**TASK TO COMPLETE:**
Wherever the word "glance" turns up in a line of the entries, copy that line.

-- Begin SUPPLIED MATERIAL --

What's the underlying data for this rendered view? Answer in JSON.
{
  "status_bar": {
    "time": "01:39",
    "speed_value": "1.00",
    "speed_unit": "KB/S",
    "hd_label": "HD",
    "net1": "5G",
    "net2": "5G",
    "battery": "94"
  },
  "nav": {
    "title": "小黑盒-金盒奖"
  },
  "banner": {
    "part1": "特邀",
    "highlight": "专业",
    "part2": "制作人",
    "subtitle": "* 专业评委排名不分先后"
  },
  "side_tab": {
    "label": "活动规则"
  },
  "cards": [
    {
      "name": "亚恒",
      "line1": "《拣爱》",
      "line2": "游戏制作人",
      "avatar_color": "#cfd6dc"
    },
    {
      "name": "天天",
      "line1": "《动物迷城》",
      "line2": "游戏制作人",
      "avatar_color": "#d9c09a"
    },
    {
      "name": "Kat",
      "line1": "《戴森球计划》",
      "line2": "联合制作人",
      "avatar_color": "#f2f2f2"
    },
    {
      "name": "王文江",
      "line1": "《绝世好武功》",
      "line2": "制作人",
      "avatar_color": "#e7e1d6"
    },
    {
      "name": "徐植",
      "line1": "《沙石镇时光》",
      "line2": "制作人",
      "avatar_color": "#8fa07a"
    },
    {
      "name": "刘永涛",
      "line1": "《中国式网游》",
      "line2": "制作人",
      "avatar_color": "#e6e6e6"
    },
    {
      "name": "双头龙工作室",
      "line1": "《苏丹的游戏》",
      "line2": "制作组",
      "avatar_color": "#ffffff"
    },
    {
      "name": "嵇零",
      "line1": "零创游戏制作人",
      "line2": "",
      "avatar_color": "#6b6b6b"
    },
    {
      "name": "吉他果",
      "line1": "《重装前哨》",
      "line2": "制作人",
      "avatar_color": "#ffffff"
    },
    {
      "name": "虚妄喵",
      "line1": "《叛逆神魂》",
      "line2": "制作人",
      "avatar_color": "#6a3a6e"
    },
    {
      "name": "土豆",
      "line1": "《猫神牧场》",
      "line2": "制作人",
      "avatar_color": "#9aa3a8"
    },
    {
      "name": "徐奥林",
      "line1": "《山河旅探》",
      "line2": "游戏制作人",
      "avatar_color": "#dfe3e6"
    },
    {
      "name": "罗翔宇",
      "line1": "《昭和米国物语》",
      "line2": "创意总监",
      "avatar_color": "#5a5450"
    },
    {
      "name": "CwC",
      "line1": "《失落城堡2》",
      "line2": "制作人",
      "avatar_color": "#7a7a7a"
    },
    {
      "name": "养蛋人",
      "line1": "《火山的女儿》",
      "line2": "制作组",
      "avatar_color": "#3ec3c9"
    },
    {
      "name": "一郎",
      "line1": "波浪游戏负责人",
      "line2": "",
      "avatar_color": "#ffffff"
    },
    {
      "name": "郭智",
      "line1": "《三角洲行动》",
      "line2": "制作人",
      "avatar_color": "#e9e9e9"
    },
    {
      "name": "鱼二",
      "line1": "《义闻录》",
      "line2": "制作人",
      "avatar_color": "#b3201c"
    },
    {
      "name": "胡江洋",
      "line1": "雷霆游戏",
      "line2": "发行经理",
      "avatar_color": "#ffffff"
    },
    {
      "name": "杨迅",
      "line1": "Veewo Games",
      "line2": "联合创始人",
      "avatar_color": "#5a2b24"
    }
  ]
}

-- End SUPPLIED MATERIAL --
-- Begin SUPPLIED MATERIAL --

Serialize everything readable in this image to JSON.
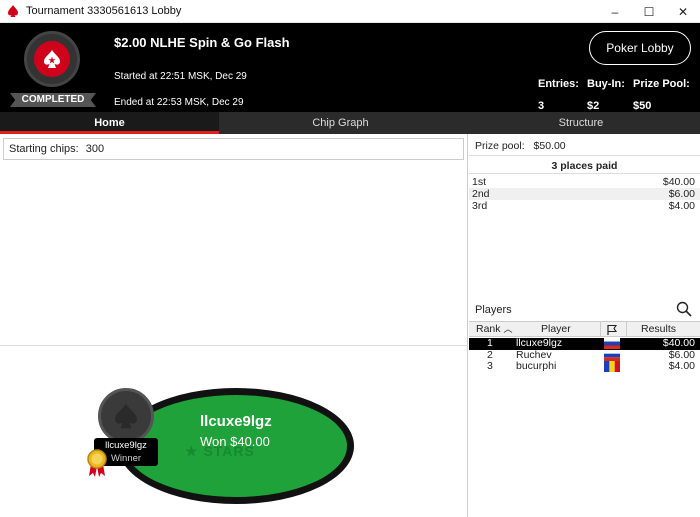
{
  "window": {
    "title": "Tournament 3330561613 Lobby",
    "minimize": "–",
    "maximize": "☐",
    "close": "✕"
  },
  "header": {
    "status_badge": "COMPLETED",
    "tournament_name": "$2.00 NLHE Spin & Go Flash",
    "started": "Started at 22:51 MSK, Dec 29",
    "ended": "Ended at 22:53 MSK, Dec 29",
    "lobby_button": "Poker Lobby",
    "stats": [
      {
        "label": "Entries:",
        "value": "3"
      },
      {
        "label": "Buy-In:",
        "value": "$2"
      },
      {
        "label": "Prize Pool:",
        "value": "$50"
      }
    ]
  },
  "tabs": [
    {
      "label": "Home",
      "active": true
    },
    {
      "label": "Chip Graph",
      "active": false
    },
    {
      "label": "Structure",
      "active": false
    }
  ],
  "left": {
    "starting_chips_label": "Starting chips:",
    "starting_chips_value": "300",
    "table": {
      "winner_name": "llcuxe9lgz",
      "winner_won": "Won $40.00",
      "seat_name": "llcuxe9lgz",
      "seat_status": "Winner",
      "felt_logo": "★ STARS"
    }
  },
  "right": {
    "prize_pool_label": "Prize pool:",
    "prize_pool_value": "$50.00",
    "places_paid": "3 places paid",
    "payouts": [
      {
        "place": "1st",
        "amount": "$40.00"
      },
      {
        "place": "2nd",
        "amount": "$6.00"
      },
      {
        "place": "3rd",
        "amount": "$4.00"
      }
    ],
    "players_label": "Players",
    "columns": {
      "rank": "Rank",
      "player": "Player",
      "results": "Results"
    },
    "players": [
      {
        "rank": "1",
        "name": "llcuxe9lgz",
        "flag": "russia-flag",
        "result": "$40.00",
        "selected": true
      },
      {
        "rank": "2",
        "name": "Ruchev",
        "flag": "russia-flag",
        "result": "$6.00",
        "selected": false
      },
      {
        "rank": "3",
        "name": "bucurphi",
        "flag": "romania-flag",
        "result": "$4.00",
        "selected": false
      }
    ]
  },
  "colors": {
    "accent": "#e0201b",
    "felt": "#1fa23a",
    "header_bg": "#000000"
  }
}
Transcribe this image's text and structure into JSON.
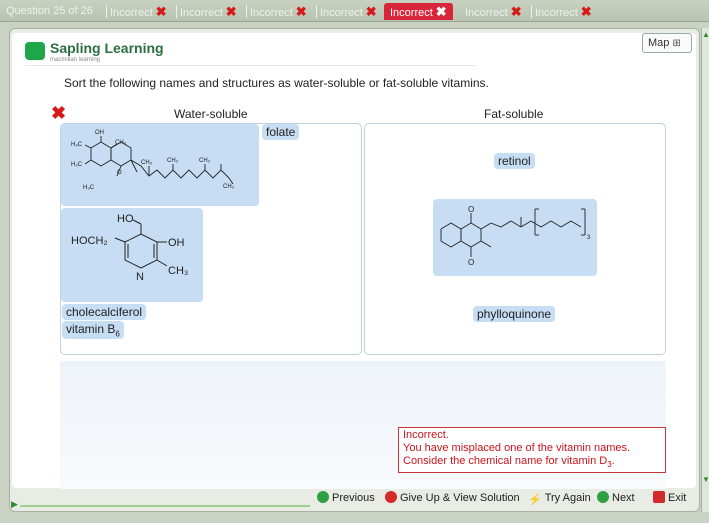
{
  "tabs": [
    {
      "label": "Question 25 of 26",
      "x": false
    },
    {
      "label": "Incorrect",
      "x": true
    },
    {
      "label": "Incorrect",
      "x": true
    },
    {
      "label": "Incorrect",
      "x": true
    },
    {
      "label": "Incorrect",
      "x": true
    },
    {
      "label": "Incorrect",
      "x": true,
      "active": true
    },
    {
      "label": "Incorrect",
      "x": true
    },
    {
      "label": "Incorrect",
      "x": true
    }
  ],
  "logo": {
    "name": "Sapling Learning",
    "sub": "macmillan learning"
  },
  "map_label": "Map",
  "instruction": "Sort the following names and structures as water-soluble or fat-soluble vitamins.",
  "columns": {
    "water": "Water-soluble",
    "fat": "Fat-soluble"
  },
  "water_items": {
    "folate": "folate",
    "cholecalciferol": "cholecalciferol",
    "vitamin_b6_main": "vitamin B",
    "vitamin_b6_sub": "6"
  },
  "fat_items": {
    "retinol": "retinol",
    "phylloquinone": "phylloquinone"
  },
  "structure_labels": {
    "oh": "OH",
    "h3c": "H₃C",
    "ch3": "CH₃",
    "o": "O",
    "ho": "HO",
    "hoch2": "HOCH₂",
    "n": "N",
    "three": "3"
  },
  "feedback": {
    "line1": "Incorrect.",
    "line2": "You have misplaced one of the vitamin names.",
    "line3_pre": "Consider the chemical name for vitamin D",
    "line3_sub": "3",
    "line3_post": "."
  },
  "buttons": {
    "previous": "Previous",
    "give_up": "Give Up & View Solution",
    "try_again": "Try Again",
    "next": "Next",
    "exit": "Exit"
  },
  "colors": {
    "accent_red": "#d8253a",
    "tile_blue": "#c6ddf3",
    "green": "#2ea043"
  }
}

-- End SUPPLIED MATERIAL --
-- Begin SUPPLIED MATERIAL --

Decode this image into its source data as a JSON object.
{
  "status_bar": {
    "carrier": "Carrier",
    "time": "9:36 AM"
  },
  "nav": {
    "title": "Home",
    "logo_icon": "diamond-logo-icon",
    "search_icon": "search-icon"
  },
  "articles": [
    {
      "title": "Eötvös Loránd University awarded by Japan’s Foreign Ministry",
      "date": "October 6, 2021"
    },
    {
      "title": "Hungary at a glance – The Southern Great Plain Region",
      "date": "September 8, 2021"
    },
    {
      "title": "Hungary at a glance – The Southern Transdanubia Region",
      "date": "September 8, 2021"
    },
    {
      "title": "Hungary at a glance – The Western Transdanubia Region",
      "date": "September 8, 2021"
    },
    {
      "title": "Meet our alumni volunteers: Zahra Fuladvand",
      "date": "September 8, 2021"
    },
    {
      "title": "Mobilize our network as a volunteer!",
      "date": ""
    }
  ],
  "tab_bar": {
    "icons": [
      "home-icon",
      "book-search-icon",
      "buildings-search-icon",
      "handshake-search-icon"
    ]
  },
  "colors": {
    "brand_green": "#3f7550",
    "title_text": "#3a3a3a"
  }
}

-- End SUPPLIED MATERIAL --

**SOLUTION:**
      "title": "Hungary at a glance – The Southern Great Plain Region",
      "title": "Hungary at a glance – The Southern Transdanubia Region",
      "title": "Hungary at a glance – The Western Transdanubia Region",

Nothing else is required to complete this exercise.